## PROBLEM TO WORK ON
Copy every line from the material below that holds "grand".

+ + +

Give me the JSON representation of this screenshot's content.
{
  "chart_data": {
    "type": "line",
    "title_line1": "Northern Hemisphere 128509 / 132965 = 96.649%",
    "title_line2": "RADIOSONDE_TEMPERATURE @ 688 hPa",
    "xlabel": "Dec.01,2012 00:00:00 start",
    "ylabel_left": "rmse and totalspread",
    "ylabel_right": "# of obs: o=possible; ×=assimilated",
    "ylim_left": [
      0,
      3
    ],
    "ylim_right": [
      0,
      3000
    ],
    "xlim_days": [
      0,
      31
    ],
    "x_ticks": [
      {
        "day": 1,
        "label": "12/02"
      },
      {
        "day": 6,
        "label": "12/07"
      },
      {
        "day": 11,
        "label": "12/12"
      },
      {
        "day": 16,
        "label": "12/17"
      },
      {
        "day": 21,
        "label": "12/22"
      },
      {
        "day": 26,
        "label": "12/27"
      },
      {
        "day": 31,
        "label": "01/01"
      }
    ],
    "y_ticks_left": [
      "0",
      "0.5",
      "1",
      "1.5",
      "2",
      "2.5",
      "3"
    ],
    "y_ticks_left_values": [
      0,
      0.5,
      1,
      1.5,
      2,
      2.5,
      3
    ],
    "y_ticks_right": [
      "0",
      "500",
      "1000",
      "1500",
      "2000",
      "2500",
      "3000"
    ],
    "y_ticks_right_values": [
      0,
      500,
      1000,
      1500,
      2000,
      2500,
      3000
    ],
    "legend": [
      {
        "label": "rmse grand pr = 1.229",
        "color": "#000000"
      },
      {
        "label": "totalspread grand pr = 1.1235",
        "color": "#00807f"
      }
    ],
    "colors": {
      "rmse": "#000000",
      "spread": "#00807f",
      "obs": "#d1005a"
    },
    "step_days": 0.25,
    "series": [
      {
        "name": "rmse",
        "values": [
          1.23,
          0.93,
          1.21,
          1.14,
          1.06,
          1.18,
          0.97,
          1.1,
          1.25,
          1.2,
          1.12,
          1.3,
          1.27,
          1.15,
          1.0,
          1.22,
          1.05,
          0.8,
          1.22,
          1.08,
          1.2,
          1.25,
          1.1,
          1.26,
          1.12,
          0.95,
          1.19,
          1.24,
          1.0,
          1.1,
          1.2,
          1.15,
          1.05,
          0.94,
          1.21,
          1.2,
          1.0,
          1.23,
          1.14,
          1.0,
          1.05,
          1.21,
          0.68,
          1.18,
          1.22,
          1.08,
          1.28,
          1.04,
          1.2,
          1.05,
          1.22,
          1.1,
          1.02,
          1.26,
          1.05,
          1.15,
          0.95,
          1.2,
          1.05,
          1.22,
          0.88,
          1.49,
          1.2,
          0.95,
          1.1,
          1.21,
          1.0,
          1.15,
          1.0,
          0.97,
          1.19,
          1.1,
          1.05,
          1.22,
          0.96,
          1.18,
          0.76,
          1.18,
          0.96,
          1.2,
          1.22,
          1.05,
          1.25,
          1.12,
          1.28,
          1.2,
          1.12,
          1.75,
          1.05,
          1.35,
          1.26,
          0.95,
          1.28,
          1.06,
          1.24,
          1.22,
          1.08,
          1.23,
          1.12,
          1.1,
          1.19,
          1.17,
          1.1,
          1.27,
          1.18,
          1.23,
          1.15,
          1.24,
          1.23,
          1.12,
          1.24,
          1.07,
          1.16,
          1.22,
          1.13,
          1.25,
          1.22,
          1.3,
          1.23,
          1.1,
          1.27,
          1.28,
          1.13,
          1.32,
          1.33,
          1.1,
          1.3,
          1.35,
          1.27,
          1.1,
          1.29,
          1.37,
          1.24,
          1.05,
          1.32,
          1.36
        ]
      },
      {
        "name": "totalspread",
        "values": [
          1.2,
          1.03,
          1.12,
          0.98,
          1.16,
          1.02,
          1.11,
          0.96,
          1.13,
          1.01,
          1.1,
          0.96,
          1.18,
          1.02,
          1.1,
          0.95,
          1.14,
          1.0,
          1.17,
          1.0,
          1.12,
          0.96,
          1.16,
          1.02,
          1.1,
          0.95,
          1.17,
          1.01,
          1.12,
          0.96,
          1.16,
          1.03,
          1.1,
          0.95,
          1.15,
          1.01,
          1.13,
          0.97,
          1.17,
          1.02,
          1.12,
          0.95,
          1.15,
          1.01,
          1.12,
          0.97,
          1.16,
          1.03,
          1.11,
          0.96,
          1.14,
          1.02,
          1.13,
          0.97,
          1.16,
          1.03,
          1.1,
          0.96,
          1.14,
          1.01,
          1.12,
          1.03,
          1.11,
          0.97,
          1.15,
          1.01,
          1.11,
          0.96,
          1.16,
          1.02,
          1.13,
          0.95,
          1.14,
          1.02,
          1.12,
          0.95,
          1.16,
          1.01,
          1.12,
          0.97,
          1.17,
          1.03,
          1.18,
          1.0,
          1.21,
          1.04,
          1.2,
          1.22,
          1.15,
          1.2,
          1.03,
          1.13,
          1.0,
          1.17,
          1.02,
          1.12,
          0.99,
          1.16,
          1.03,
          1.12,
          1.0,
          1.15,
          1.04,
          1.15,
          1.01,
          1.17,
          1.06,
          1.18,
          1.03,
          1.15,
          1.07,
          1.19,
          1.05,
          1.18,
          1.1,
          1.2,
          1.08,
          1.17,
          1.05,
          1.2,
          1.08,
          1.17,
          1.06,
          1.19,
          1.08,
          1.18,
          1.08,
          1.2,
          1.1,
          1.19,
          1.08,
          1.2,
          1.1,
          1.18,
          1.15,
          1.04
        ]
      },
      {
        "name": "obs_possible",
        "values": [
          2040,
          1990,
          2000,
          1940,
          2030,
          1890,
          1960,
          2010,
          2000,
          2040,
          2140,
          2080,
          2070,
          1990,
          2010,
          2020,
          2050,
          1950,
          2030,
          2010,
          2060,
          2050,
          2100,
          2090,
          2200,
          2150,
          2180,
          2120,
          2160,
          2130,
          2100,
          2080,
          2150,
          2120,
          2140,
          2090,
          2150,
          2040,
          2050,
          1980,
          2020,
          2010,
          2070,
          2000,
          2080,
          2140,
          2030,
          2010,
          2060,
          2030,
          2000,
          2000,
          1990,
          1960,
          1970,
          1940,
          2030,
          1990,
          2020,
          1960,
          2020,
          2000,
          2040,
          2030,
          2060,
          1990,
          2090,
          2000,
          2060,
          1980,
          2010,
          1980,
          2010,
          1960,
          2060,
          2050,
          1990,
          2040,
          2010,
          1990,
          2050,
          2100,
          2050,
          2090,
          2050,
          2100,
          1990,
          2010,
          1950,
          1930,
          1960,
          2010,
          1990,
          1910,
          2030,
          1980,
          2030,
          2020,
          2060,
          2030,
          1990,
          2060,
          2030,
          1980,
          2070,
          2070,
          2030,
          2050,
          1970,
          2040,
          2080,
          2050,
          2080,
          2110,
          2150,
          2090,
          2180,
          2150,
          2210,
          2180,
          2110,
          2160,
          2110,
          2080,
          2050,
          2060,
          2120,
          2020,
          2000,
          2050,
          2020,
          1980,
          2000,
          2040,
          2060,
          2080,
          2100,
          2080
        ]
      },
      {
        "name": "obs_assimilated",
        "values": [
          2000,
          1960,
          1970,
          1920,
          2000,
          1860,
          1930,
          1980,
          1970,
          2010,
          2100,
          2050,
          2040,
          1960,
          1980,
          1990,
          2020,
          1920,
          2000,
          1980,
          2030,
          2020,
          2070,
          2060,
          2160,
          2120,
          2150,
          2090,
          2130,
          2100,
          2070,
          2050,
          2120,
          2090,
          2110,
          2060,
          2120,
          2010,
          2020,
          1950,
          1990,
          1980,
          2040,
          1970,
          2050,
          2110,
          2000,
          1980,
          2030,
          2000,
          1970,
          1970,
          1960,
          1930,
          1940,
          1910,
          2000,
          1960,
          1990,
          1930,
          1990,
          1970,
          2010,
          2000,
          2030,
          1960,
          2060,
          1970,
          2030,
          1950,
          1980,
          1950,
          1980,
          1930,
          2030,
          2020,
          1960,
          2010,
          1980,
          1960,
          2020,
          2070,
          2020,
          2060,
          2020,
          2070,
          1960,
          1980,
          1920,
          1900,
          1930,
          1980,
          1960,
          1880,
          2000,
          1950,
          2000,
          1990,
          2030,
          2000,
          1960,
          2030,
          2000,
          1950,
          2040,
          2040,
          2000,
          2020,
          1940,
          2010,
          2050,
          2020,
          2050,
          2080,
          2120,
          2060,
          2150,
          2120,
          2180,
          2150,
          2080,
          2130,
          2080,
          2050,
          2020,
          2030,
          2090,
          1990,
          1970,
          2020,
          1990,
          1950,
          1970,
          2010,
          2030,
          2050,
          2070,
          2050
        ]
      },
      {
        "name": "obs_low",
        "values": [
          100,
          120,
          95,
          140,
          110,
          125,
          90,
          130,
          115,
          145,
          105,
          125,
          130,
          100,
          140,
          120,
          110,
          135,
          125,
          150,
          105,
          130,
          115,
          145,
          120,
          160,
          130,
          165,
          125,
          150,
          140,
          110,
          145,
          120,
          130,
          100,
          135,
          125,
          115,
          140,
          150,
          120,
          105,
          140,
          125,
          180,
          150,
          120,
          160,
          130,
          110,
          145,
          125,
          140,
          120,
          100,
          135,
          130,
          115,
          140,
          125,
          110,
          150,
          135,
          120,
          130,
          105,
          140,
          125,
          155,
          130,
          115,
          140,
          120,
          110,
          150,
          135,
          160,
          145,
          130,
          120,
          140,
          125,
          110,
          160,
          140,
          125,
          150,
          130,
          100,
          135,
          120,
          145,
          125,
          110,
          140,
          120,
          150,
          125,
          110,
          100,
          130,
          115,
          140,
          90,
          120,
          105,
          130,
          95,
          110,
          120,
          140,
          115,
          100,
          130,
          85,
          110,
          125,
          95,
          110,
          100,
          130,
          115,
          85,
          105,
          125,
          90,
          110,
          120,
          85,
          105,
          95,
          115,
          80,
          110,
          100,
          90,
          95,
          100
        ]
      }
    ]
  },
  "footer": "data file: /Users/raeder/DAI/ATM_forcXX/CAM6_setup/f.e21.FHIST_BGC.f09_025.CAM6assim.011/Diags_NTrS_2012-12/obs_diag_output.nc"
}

+ + +

## CORRECT RESPONSE
        "label": "rmse grand pr = 1.229",
        "label": "totalspread grand pr = 1.1235",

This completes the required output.